Task data =>

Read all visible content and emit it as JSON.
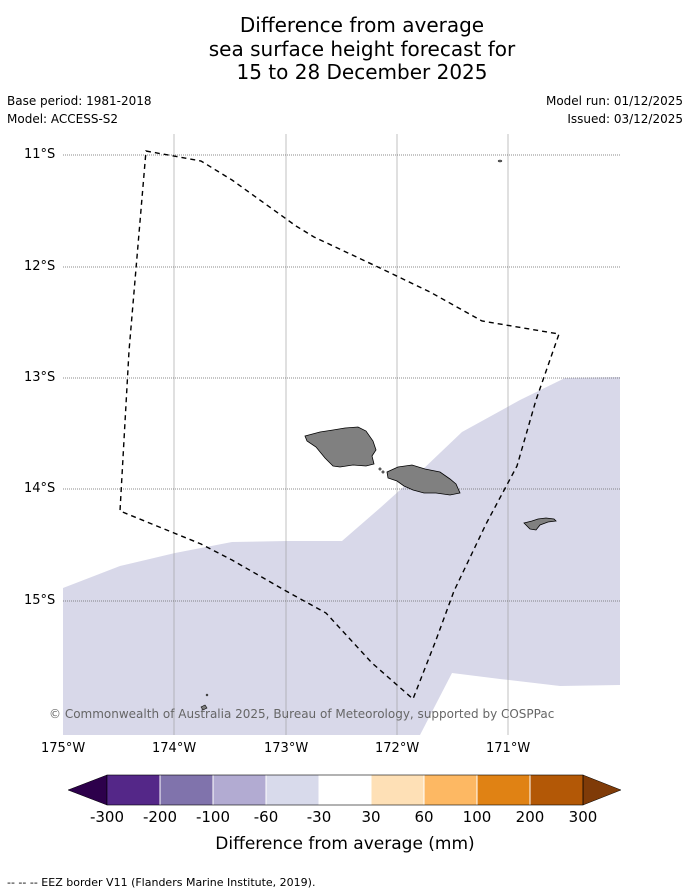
{
  "title": {
    "line1": "Difference from average",
    "line2": "sea surface height forecast for",
    "line3": "15 to 28 December 2025"
  },
  "meta": {
    "base_period": "Base period: 1981-2018",
    "model": "Model: ACCESS-S2",
    "model_run": "Model run: 01/12/2025",
    "issued": "Issued: 03/12/2025"
  },
  "map": {
    "lat_labels": [
      "11°S",
      "12°S",
      "13°S",
      "14°S",
      "15°S"
    ],
    "lon_labels": [
      "175°W",
      "174°W",
      "173°W",
      "172°W",
      "171°W"
    ],
    "copyright": "© Commonwealth of Australia 2025, Bureau of Meteorology, supported by COSPPac",
    "colors": {
      "anomaly_fill": "#d8d8e9",
      "land": "#808080",
      "grid": "#999999",
      "eez": "#000000"
    }
  },
  "colorbar": {
    "title": "Difference from average (mm)",
    "ticks": [
      "-300",
      "-200",
      "-100",
      "-60",
      "-30",
      "30",
      "60",
      "100",
      "200",
      "300"
    ],
    "colors": {
      "extend_low": "#2d004b",
      "c1": "#542788",
      "c2": "#8073ac",
      "c3": "#b2abd2",
      "c4": "#d8daeb",
      "c5": "#ffffff",
      "c6": "#fee0b6",
      "c7": "#fdb863",
      "c8": "#e08214",
      "c9": "#b35806",
      "extend_high": "#7f3b08"
    }
  },
  "footer": "-- -- -- EEZ border V11 (Flanders Marine Institute, 2019)."
}
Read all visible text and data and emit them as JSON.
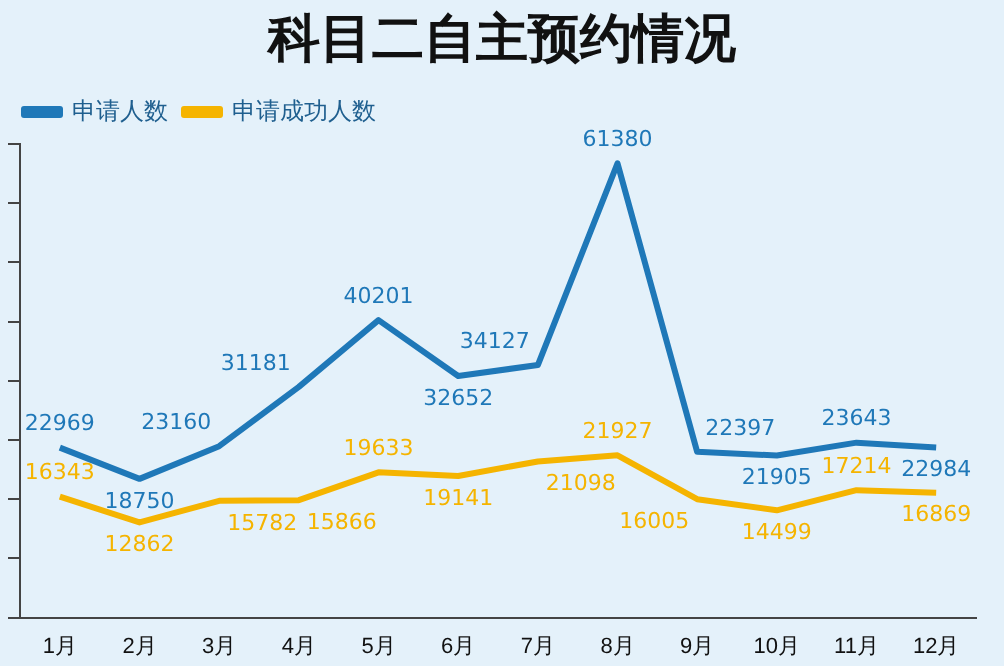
{
  "chart_data": {
    "type": "line",
    "title": "科目二自主预约情况",
    "categories": [
      "1月",
      "2月",
      "3月",
      "4月",
      "5月",
      "6月",
      "7月",
      "8月",
      "9月",
      "10月",
      "11月",
      "12月"
    ],
    "series": [
      {
        "name": "申请人数",
        "color": "#1f78b8",
        "values": [
          22969,
          18750,
          23160,
          31181,
          40201,
          32652,
          34127,
          61380,
          22397,
          21905,
          23643,
          22984
        ]
      },
      {
        "name": "申请成功人数",
        "color": "#f5b400",
        "values": [
          16343,
          12862,
          15782,
          15866,
          19633,
          19141,
          21098,
          21927,
          16005,
          14499,
          17214,
          16869
        ]
      }
    ],
    "ylim": [
      0,
      64000
    ],
    "yticks": [
      {
        "value": 0,
        "label": null
      },
      {
        "value": 8000,
        "label": null
      },
      {
        "value": 16000,
        "label": null
      },
      {
        "value": 24000,
        "label": null
      },
      {
        "value": 32000,
        "label": null
      },
      {
        "value": 40000,
        "label": null
      },
      {
        "value": 48000,
        "label": null
      },
      {
        "value": 56000,
        "label": null
      },
      {
        "value": 64000,
        "label": null
      }
    ],
    "tick_labels": "x",
    "grid": false,
    "legend": "top left",
    "marker": "none",
    "line_style": "solid",
    "data_labels": true
  }
}
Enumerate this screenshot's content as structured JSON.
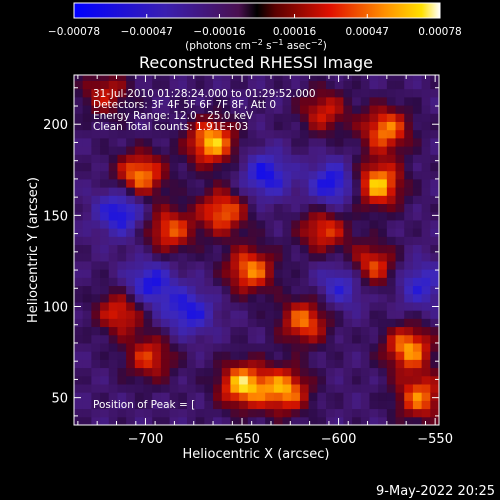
{
  "chart_data": {
    "type": "heatmap",
    "title": "Reconstructed RHESSI Image",
    "xlabel": "Heliocentric X (arcsec)",
    "ylabel": "Heliocentric Y (arcsec)",
    "xlim": [
      -737,
      -548
    ],
    "ylim": [
      35,
      227
    ],
    "xticks": [
      -700,
      -650,
      -600,
      -550
    ],
    "xtick_labels": [
      "−700",
      "−650",
      "−600",
      "−550"
    ],
    "yticks": [
      50,
      100,
      150,
      200
    ],
    "ytick_labels": [
      "50",
      "100",
      "150",
      "200"
    ],
    "colorbar": {
      "range": [
        -0.00078,
        0.00078
      ],
      "ticks": [
        -0.00078,
        -0.00047,
        -0.00016,
        0.00016,
        0.00047,
        0.00078
      ],
      "tick_labels": [
        "−0.00078",
        "−0.00047",
        "−0.00016",
        "0.00016",
        "0.00047",
        "0.00078"
      ],
      "unit_prefix": "(photons cm",
      "unit_exp1": "−2",
      "unit_mid": " s",
      "unit_exp2": "−1",
      "unit_mid2": " asec",
      "unit_exp3": "−2",
      "unit_suffix": ")",
      "colormap": "blue-purple-red-yellow-white"
    },
    "info": [
      "31-Jul-2010 01:28:24.000 to 01:29:52.000",
      "Detectors: 3F 4F 5F 6F 7F 8F, Att 0",
      "Energy Range: 12.0 - 25.0 keV",
      "Clean     Total counts: 1.91E+03"
    ],
    "peak_label": "Position of Peak = [",
    "grid": false,
    "bright_sources": [
      {
        "x": -705,
        "y": 170,
        "level": 0.9
      },
      {
        "x": -690,
        "y": 140,
        "level": 0.75
      },
      {
        "x": -668,
        "y": 188,
        "level": 1.0
      },
      {
        "x": -662,
        "y": 150,
        "level": 0.8
      },
      {
        "x": -648,
        "y": 118,
        "level": 0.85
      },
      {
        "x": -652,
        "y": 55,
        "level": 1.0
      },
      {
        "x": -630,
        "y": 52,
        "level": 0.9
      },
      {
        "x": -620,
        "y": 90,
        "level": 0.8
      },
      {
        "x": -610,
        "y": 140,
        "level": 0.7
      },
      {
        "x": -582,
        "y": 165,
        "level": 1.0
      },
      {
        "x": -578,
        "y": 195,
        "level": 0.85
      },
      {
        "x": -585,
        "y": 120,
        "level": 0.75
      },
      {
        "x": -566,
        "y": 75,
        "level": 0.9
      },
      {
        "x": -560,
        "y": 48,
        "level": 0.8
      },
      {
        "x": -715,
        "y": 95,
        "level": 0.7
      },
      {
        "x": -700,
        "y": 70,
        "level": 0.65
      },
      {
        "x": -610,
        "y": 205,
        "level": 0.6
      },
      {
        "x": -723,
        "y": 215,
        "level": 0.55
      }
    ],
    "dim_regions": [
      {
        "x": -715,
        "y": 150,
        "level": -0.75
      },
      {
        "x": -640,
        "y": 170,
        "level": -0.7
      },
      {
        "x": -605,
        "y": 165,
        "level": -0.75
      },
      {
        "x": -700,
        "y": 110,
        "level": -0.7
      },
      {
        "x": -680,
        "y": 95,
        "level": -0.65
      },
      {
        "x": -600,
        "y": 110,
        "level": -0.6
      },
      {
        "x": -560,
        "y": 110,
        "level": -0.55
      }
    ]
  },
  "footer": {
    "timestamp": "9-May-2022 20:25"
  }
}
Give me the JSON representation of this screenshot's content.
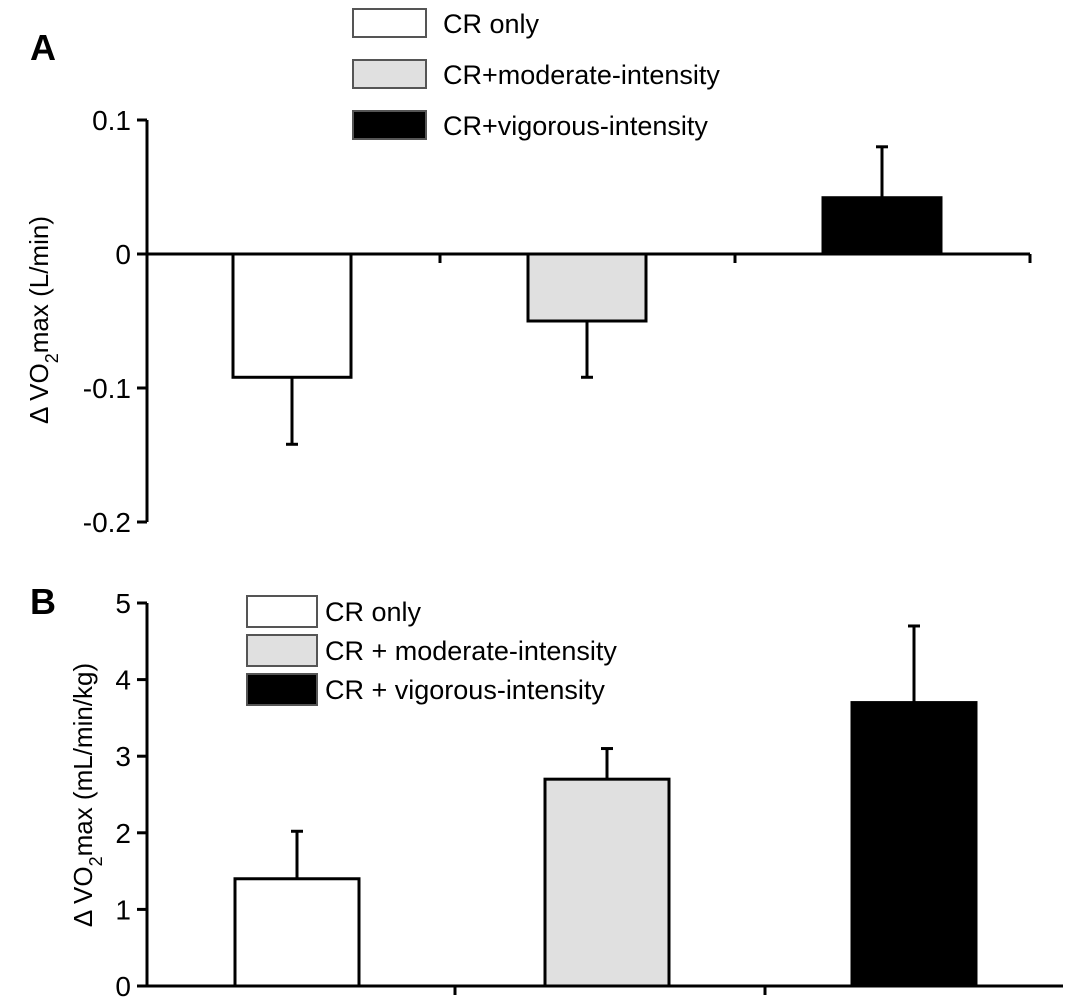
{
  "chart_data": [
    {
      "panel": "A",
      "type": "bar",
      "categories": [
        "CR only",
        "CR+moderate-intensity",
        "CR+vigorous-intensity"
      ],
      "values": [
        -0.092,
        -0.05,
        0.042
      ],
      "errors": [
        0.05,
        0.042,
        0.038
      ],
      "colors": [
        "#ffffff",
        "#e0e0e0",
        "#000000"
      ],
      "legend": [
        "CR only",
        "CR+moderate-intensity",
        "CR+vigorous-intensity"
      ],
      "legend_placement": "top-center",
      "ylabel": {
        "prefix": "Δ VO",
        "sub": "2",
        "suffix": "max (L/min)"
      },
      "ylim": [
        -0.2,
        0.1
      ],
      "yticks": [
        0.1,
        0,
        -0.1,
        -0.2
      ],
      "ytick_labels": [
        "0.1",
        "0",
        "-0.1",
        "-0.2"
      ],
      "grid": false
    },
    {
      "panel": "B",
      "type": "bar",
      "categories": [
        "CR only",
        "CR + moderate-intensity",
        "CR + vigorous-intensity"
      ],
      "values": [
        1.4,
        2.7,
        3.7
      ],
      "errors": [
        0.62,
        0.4,
        1.0
      ],
      "colors": [
        "#ffffff",
        "#e0e0e0",
        "#000000"
      ],
      "legend": [
        "CR only",
        "CR + moderate-intensity",
        "CR + vigorous-intensity"
      ],
      "legend_placement": "top-left",
      "ylabel": {
        "prefix": "Δ VO",
        "sub": "2",
        "suffix": "max (mL/min/kg)"
      },
      "ylim": [
        0,
        5
      ],
      "yticks": [
        0,
        1,
        2,
        3,
        4,
        5
      ],
      "ytick_labels": [
        "0",
        "1",
        "2",
        "3",
        "4",
        "5"
      ],
      "grid": false
    }
  ]
}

Do this => Reproduce verbatim every line starting at the line that holds "Give me the" and ending with the final line of the data; omit the pictures.

Written solution =>
Give me the JSON representation of this screenshot's content.
{
  "chart_data": [
    {
      "panel": "A",
      "type": "bar",
      "categories": [
        "CR only",
        "CR+moderate-intensity",
        "CR+vigorous-intensity"
      ],
      "values": [
        -0.092,
        -0.05,
        0.042
      ],
      "errors": [
        0.05,
        0.042,
        0.038
      ],
      "colors": [
        "#ffffff",
        "#e0e0e0",
        "#000000"
      ],
      "legend": [
        "CR only",
        "CR+moderate-intensity",
        "CR+vigorous-intensity"
      ],
      "legend_placement": "top-center",
      "ylabel": {
        "prefix": "Δ VO",
        "sub": "2",
        "suffix": "max (L/min)"
      },
      "ylim": [
        -0.2,
        0.1
      ],
      "yticks": [
        0.1,
        0,
        -0.1,
        -0.2
      ],
      "ytick_labels": [
        "0.1",
        "0",
        "-0.1",
        "-0.2"
      ],
      "grid": false
    },
    {
      "panel": "B",
      "type": "bar",
      "categories": [
        "CR only",
        "CR + moderate-intensity",
        "CR + vigorous-intensity"
      ],
      "values": [
        1.4,
        2.7,
        3.7
      ],
      "errors": [
        0.62,
        0.4,
        1.0
      ],
      "colors": [
        "#ffffff",
        "#e0e0e0",
        "#000000"
      ],
      "legend": [
        "CR only",
        "CR + moderate-intensity",
        "CR + vigorous-intensity"
      ],
      "legend_placement": "top-left",
      "ylabel": {
        "prefix": "Δ VO",
        "sub": "2",
        "suffix": "max (mL/min/kg)"
      },
      "ylim": [
        0,
        5
      ],
      "yticks": [
        0,
        1,
        2,
        3,
        4,
        5
      ],
      "ytick_labels": [
        "0",
        "1",
        "2",
        "3",
        "4",
        "5"
      ],
      "grid": false
    }
  ]
}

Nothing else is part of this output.